(Dataset rows):
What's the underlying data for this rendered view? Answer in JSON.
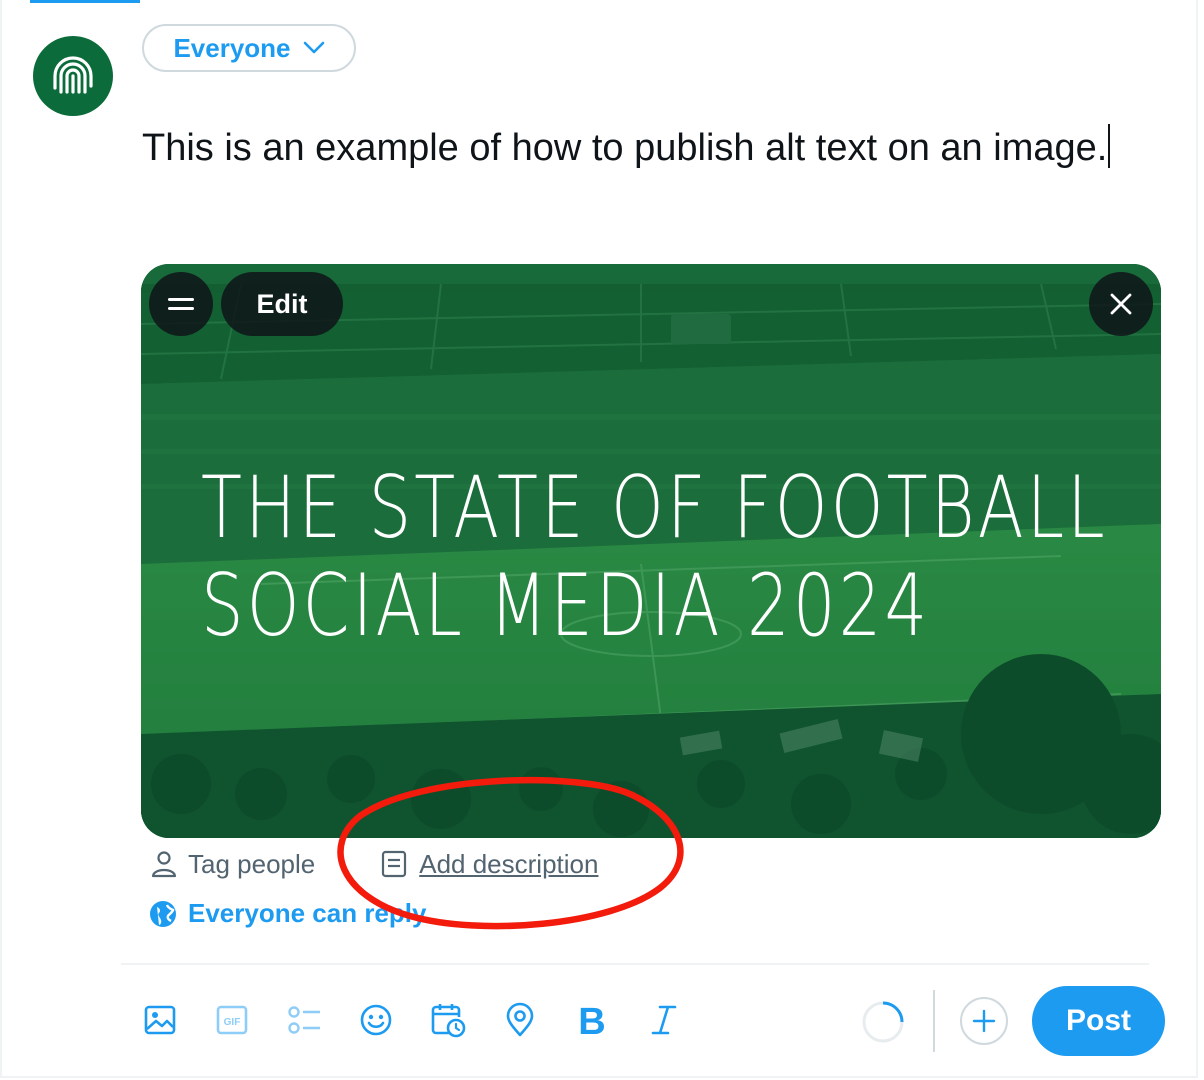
{
  "composer": {
    "audience_label": "Everyone",
    "text": "This is an example of how to publish alt text on an image.",
    "icons": {
      "avatar": "brand-logo-icon",
      "audience_chevron": "chevron-down-icon"
    }
  },
  "media": {
    "title_line1": "THE STATE OF FOOTBALL",
    "title_line2": "SOCIAL MEDIA 2024",
    "edit_label": "Edit",
    "background": "football-stadium-photo",
    "overlay_color": "#0b6b3a",
    "icons": {
      "menu": "menu-icon",
      "close": "close-icon"
    }
  },
  "media_actions": {
    "tag_people_label": "Tag people",
    "add_description_label": "Add description",
    "icons": {
      "tag_people": "person-icon",
      "add_description": "document-icon"
    }
  },
  "reply_setting": {
    "label": "Everyone can reply",
    "icon": "globe-icon"
  },
  "toolbar": {
    "icons": [
      "image-icon",
      "gif-icon",
      "poll-icon",
      "emoji-icon",
      "schedule-icon",
      "location-icon",
      "bold-icon",
      "italic-icon"
    ],
    "add_icon": "plus-icon",
    "post_label": "Post"
  },
  "colors": {
    "accent": "#1d9bf0",
    "annotation": "#f21b0c",
    "text": "#0f1419",
    "muted": "#536471"
  }
}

(Task directions):
With the pictures left out, transcribe the material exactly.

(Right answer):
What's the underlying data for this rendered view? Answer in JSON.
{
  "composer": {
    "audience_label": "Everyone",
    "text": "This is an example of how to publish alt text on an image.",
    "icons": {
      "avatar": "brand-logo-icon",
      "audience_chevron": "chevron-down-icon"
    }
  },
  "media": {
    "title_line1": "THE STATE OF FOOTBALL",
    "title_line2": "SOCIAL MEDIA 2024",
    "edit_label": "Edit",
    "background": "football-stadium-photo",
    "overlay_color": "#0b6b3a",
    "icons": {
      "menu": "menu-icon",
      "close": "close-icon"
    }
  },
  "media_actions": {
    "tag_people_label": "Tag people",
    "add_description_label": "Add description",
    "icons": {
      "tag_people": "person-icon",
      "add_description": "document-icon"
    }
  },
  "reply_setting": {
    "label": "Everyone can reply",
    "icon": "globe-icon"
  },
  "toolbar": {
    "icons": [
      "image-icon",
      "gif-icon",
      "poll-icon",
      "emoji-icon",
      "schedule-icon",
      "location-icon",
      "bold-icon",
      "italic-icon"
    ],
    "add_icon": "plus-icon",
    "post_label": "Post"
  },
  "colors": {
    "accent": "#1d9bf0",
    "annotation": "#f21b0c",
    "text": "#0f1419",
    "muted": "#536471"
  }
}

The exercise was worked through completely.